▶ _YOUR TASK_: Pull out each line of the data that includes the word "class".

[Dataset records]
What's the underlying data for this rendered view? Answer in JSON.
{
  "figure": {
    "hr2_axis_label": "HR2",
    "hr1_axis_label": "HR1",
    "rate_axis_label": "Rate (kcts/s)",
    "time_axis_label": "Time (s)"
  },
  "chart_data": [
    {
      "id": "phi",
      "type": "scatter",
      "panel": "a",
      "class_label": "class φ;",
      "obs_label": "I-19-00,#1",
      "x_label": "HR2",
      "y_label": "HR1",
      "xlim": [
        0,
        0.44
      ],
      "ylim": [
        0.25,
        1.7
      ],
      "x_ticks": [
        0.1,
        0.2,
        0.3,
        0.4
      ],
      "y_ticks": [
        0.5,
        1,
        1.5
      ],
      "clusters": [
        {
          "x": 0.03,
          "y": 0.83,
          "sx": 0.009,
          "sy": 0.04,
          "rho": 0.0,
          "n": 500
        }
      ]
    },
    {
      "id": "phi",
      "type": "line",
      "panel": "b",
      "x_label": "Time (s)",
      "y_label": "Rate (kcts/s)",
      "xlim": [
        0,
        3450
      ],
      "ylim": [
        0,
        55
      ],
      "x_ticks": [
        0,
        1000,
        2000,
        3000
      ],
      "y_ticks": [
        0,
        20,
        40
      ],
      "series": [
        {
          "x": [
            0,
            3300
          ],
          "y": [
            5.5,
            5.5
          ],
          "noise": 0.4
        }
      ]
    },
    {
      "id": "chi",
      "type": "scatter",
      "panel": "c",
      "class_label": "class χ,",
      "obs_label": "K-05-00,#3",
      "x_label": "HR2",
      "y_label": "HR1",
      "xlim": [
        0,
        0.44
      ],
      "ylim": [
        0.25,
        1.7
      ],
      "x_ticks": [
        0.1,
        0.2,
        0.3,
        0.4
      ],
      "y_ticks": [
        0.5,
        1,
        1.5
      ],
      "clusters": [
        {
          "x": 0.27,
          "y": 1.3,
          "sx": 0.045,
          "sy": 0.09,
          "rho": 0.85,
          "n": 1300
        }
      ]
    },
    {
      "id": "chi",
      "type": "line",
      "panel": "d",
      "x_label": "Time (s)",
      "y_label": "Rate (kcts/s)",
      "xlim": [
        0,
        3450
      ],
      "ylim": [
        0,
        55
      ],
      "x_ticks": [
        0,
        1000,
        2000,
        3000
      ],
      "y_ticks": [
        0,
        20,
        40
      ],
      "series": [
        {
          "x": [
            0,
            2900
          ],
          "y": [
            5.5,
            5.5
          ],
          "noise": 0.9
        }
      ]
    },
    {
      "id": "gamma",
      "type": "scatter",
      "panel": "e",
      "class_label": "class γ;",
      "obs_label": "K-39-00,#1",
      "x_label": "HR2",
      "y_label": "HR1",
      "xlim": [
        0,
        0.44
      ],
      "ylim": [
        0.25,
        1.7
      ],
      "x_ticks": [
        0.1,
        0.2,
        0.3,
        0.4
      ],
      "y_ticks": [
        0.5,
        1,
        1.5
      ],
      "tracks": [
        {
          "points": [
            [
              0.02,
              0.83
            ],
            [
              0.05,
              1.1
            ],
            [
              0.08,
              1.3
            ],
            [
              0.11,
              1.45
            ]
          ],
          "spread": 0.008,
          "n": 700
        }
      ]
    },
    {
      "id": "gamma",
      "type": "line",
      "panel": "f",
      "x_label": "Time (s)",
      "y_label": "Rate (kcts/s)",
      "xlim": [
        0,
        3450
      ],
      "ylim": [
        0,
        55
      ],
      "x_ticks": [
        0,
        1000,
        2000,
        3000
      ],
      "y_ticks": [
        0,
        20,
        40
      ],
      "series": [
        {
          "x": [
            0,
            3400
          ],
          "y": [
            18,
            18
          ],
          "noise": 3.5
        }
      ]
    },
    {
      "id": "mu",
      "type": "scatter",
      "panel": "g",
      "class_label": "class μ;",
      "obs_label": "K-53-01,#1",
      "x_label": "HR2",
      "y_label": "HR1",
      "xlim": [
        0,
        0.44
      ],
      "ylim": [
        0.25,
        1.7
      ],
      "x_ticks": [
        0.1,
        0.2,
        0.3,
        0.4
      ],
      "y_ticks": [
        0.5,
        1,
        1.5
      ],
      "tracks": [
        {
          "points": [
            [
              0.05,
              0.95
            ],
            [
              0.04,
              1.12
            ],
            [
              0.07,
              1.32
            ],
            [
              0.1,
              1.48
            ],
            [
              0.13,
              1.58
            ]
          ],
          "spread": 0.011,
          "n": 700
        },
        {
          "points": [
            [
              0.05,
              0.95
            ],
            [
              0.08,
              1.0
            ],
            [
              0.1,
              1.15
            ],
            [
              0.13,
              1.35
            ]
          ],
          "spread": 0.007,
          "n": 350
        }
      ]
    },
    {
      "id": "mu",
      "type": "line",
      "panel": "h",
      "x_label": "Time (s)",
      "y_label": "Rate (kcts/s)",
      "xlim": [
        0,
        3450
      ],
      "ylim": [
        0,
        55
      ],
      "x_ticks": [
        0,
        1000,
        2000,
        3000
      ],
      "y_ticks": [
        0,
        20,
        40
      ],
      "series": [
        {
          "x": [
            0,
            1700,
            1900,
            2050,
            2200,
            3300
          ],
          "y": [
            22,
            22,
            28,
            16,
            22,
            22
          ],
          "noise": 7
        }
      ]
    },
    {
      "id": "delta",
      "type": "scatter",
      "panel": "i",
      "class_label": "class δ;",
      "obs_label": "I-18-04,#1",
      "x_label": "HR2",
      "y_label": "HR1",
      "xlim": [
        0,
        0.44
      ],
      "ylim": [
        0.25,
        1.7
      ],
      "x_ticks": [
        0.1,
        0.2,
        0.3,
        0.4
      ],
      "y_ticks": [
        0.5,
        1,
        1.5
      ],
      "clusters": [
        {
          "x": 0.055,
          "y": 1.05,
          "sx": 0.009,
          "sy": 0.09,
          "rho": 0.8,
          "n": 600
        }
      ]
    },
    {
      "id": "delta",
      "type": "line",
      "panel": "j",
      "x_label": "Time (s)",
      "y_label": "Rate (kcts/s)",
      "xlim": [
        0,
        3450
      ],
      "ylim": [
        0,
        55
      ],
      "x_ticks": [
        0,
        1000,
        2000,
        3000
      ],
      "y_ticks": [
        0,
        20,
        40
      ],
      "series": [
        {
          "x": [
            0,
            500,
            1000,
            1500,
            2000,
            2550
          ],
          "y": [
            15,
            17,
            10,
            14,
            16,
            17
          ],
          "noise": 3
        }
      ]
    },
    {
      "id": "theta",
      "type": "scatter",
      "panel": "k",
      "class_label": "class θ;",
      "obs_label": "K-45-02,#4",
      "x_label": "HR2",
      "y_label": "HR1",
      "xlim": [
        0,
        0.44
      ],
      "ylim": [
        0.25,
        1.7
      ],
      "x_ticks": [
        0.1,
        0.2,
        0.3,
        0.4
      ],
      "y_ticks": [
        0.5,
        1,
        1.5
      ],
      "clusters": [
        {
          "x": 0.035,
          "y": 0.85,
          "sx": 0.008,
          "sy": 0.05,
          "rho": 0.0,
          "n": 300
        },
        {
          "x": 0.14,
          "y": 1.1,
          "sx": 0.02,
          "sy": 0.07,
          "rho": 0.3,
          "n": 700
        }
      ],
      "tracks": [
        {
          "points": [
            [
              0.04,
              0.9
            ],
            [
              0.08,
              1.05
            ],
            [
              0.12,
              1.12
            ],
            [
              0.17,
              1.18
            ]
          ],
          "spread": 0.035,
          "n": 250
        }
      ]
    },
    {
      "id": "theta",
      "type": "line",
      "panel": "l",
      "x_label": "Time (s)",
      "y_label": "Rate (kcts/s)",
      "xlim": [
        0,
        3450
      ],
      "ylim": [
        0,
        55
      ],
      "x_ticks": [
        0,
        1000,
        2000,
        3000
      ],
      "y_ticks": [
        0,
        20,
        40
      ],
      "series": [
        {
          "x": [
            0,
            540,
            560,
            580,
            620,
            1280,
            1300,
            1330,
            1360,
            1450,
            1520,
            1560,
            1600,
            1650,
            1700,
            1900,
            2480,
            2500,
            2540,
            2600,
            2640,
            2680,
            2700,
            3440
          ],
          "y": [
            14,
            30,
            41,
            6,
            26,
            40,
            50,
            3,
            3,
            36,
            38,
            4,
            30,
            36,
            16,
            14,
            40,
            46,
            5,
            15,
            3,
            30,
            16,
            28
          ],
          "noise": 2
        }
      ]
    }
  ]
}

▶ _FULL ANSWER_:
      "class_label": "class φ;",
      "class_label": "class χ,",
      "class_label": "class γ;",
      "class_label": "class μ;",
      "class_label": "class δ;",
      "class_label": "class θ;",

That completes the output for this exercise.